> **EXERCISE**
Scan the entries below. Report each line where the string "pengobatan" occurs.

━━ PROVIDED DATA

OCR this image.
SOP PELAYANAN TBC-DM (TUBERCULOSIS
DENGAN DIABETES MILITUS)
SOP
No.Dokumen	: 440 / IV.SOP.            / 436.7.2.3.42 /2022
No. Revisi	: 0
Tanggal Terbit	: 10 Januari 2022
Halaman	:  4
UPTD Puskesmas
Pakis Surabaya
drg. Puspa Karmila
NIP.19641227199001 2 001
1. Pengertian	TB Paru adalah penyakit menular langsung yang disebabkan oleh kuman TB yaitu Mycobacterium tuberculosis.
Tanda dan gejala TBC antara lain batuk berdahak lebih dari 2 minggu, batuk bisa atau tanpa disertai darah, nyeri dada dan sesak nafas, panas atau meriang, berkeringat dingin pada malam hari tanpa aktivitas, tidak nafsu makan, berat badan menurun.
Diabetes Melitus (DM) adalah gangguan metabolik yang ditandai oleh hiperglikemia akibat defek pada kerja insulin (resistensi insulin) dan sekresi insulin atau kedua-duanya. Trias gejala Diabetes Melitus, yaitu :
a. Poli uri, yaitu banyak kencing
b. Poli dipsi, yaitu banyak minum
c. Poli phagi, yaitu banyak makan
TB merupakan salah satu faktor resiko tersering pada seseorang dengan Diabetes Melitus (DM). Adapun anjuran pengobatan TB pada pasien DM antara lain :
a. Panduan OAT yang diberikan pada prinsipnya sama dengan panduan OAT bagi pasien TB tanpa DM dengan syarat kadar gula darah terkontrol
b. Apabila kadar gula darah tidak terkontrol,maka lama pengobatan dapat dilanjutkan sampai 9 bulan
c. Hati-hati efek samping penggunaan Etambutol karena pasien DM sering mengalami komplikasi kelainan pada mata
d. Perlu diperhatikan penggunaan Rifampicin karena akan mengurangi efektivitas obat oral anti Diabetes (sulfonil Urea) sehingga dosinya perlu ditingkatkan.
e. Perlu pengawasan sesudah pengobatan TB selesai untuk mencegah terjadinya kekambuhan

━━━━

> **REPLY TO THE TASK**
TB merupakan salah satu faktor resiko tersering pada seseorang dengan Diabetes Melitus (DM). Adapun anjuran pengobatan TB pada pasien DM antara lain :
b. Apabila kadar gula darah tidak terkontrol,maka lama pengobatan dapat dilanjutkan sampai 9 bulan
e. Perlu pengawasan sesudah pengobatan TB selesai untuk mencegah terjadinya kekambuhan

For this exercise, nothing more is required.